>> begin Entries
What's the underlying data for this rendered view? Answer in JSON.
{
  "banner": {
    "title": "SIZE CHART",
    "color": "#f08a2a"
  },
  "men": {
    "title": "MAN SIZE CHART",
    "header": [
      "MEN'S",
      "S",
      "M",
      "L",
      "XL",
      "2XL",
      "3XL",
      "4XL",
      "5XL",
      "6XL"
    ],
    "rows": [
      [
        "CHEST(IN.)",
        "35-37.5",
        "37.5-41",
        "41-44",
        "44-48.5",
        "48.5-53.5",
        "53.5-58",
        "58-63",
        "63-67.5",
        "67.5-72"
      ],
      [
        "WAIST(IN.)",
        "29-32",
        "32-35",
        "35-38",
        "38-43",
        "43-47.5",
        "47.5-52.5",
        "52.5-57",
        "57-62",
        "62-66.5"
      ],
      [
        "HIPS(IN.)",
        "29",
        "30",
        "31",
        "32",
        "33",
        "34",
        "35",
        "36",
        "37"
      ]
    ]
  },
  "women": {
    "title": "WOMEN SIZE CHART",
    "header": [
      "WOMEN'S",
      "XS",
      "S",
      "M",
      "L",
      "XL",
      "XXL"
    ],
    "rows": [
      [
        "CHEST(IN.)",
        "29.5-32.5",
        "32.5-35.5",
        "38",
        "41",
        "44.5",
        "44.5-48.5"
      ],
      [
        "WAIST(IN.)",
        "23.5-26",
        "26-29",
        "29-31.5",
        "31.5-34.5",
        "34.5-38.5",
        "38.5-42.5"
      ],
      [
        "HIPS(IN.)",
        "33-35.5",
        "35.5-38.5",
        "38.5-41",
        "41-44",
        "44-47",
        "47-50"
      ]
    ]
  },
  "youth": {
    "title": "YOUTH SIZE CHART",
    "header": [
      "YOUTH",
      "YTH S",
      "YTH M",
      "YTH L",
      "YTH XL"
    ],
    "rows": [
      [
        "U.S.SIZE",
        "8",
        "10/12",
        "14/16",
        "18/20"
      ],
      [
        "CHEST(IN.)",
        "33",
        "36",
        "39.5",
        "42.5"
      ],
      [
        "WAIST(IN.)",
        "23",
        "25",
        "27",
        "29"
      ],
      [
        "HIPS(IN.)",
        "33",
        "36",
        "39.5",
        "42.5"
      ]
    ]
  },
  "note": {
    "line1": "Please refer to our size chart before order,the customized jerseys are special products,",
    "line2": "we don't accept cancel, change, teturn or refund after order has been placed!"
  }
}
>> end Entries
— Given problem —
Return each entry from above without altering a single character.

— Written response —
What's the underlying data for this rendered view? Answer in JSON.
{
  "banner": {
    "title": "SIZE CHART",
    "color": "#f08a2a"
  },
  "men": {
    "title": "MAN SIZE CHART",
    "header": [
      "MEN'S",
      "S",
      "M",
      "L",
      "XL",
      "2XL",
      "3XL",
      "4XL",
      "5XL",
      "6XL"
    ],
    "rows": [
      [
        "CHEST(IN.)",
        "35-37.5",
        "37.5-41",
        "41-44",
        "44-48.5",
        "48.5-53.5",
        "53.5-58",
        "58-63",
        "63-67.5",
        "67.5-72"
      ],
      [
        "WAIST(IN.)",
        "29-32",
        "32-35",
        "35-38",
        "38-43",
        "43-47.5",
        "47.5-52.5",
        "52.5-57",
        "57-62",
        "62-66.5"
      ],
      [
        "HIPS(IN.)",
        "29",
        "30",
        "31",
        "32",
        "33",
        "34",
        "35",
        "36",
        "37"
      ]
    ]
  },
  "women": {
    "title": "WOMEN SIZE CHART",
    "header": [
      "WOMEN'S",
      "XS",
      "S",
      "M",
      "L",
      "XL",
      "XXL"
    ],
    "rows": [
      [
        "CHEST(IN.)",
        "29.5-32.5",
        "32.5-35.5",
        "38",
        "41",
        "44.5",
        "44.5-48.5"
      ],
      [
        "WAIST(IN.)",
        "23.5-26",
        "26-29",
        "29-31.5",
        "31.5-34.5",
        "34.5-38.5",
        "38.5-42.5"
      ],
      [
        "HIPS(IN.)",
        "33-35.5",
        "35.5-38.5",
        "38.5-41",
        "41-44",
        "44-47",
        "47-50"
      ]
    ]
  },
  "youth": {
    "title": "YOUTH SIZE CHART",
    "header": [
      "YOUTH",
      "YTH S",
      "YTH M",
      "YTH L",
      "YTH XL"
    ],
    "rows": [
      [
        "U.S.SIZE",
        "8",
        "10/12",
        "14/16",
        "18/20"
      ],
      [
        "CHEST(IN.)",
        "33",
        "36",
        "39.5",
        "42.5"
      ],
      [
        "WAIST(IN.)",
        "23",
        "25",
        "27",
        "29"
      ],
      [
        "HIPS(IN.)",
        "33",
        "36",
        "39.5",
        "42.5"
      ]
    ]
  },
  "note": {
    "line1": "Please refer to our size chart before order,the customized jerseys are special products,",
    "line2": "we don't accept cancel, change, teturn or refund after order has been placed!"
  }
}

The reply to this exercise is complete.